Records for the task START

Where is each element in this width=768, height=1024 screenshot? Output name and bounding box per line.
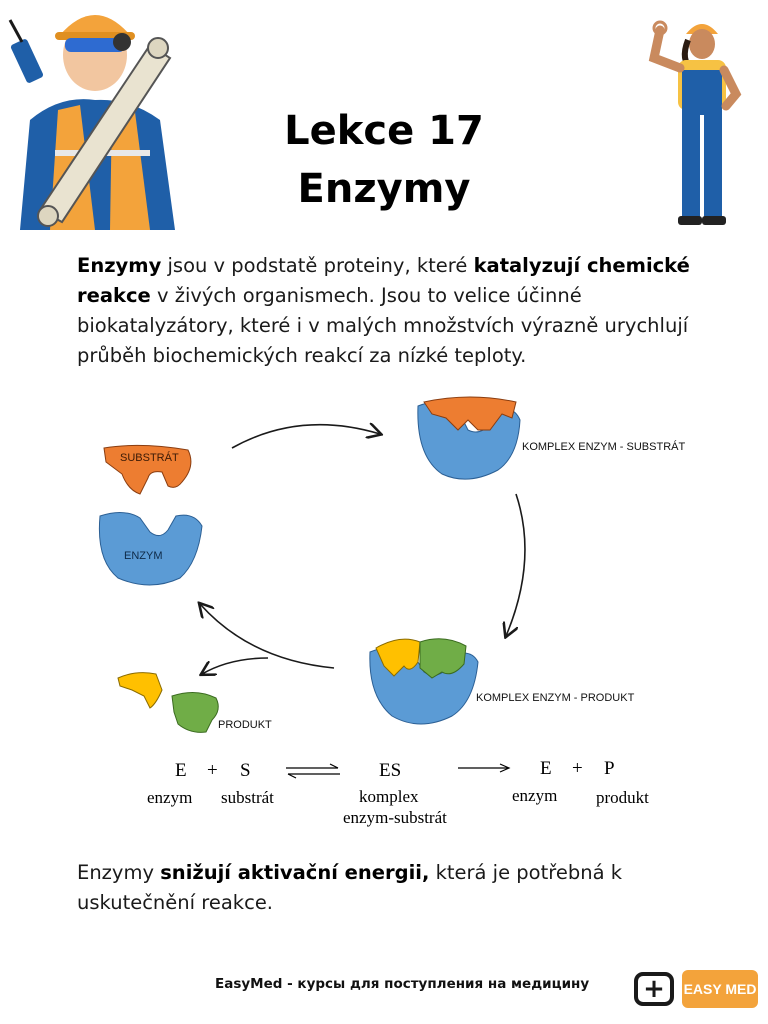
eq-enzyme-symbol-2: E [540, 758, 552, 779]
label-complex-ep: KOMPLEX ENZYM - PRODUKT [476, 692, 635, 704]
label-product: PRODUKT [218, 719, 272, 731]
eq-label-product: produkt [596, 788, 649, 807]
arrow-to-complex-ep [506, 494, 525, 636]
conclusion-text-2: která je potřebná k uskutečnění reakce. [77, 861, 623, 914]
intro-paragraph [77, 251, 737, 371]
conclusion-term: snižují aktivační energii, [160, 861, 430, 884]
easymed-logo-plus-icon: + [634, 972, 674, 1006]
product-b-shape [172, 692, 218, 732]
easymed-logo: EASY MED [682, 970, 758, 1008]
eq-product-symbol: P [604, 758, 615, 779]
forward-arrow-icon [456, 762, 512, 774]
intro-term-catalyze: katalyzují chemické reakce [77, 254, 690, 307]
intro-text-2: v živých organismech. Jsou to velice účinné biokatalyzátory, které i v malých množstvích výrazně urychlují průběh biochemických reakcí za nízké teploty. [77, 284, 689, 367]
eq-label-substrate: substrát [221, 788, 274, 807]
conclusion-text-1: Enzymy [77, 861, 161, 884]
arrow-to-complex-es [232, 425, 380, 448]
eq-label-enzyme-2: enzym [512, 786, 558, 805]
eq-enzyme-symbol: E [175, 760, 187, 781]
arrow-release-to-product [202, 658, 268, 674]
intro-term-enzymy: Enzymy [77, 254, 162, 277]
eq-complex-symbol: ES [379, 760, 402, 781]
page-title: Enzymy [297, 166, 471, 212]
eq-label-complex-1: komplex [359, 787, 419, 806]
footer-text: EasyMed - курсы для поступления на медицину [215, 976, 590, 992]
eq-label-complex-2: enzym-substrát [343, 808, 447, 827]
label-complex-es: KOMPLEX ENZYM - SUBSTRÁT [522, 441, 686, 453]
label-substrate: SUBSTRÁT [120, 452, 179, 464]
equilibrium-arrow-icon [284, 763, 342, 779]
eq-substrate-symbol: S [240, 760, 251, 781]
eq-plus-2: + [572, 758, 583, 779]
conclusion-paragraph [77, 858, 657, 918]
eq-label-enzyme: enzym [147, 788, 193, 807]
lesson-number: Lekce 17 [284, 108, 484, 154]
product-a-shape [118, 673, 162, 708]
eq-plus-1: + [207, 760, 218, 781]
enzyme-shape [99, 512, 202, 585]
label-enzyme: ENZYM [124, 550, 163, 562]
intro-text-1: jsou v podstatě proteiny, které [161, 254, 474, 277]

Records for the task END

_Task statement_.
Which lines of the listing include the string "text"? Pull them out.

_Output_.
conclusion-text-2: která je potřebná k uskutečnění reakce. [77, 861, 623, 914]
intro-text-2: v živých organismech. Jsou to velice účinné biokatalyzátory, které i v malých množstvích výrazně urychlují průběh biochemických reakcí za nízké teploty. [77, 284, 689, 367]
conclusion-text-1: Enzymy [77, 861, 161, 884]
footer-text: EasyMed - курсы для поступления на медицину [215, 976, 590, 992]
intro-text-1: jsou v podstatě proteiny, které [161, 254, 474, 277]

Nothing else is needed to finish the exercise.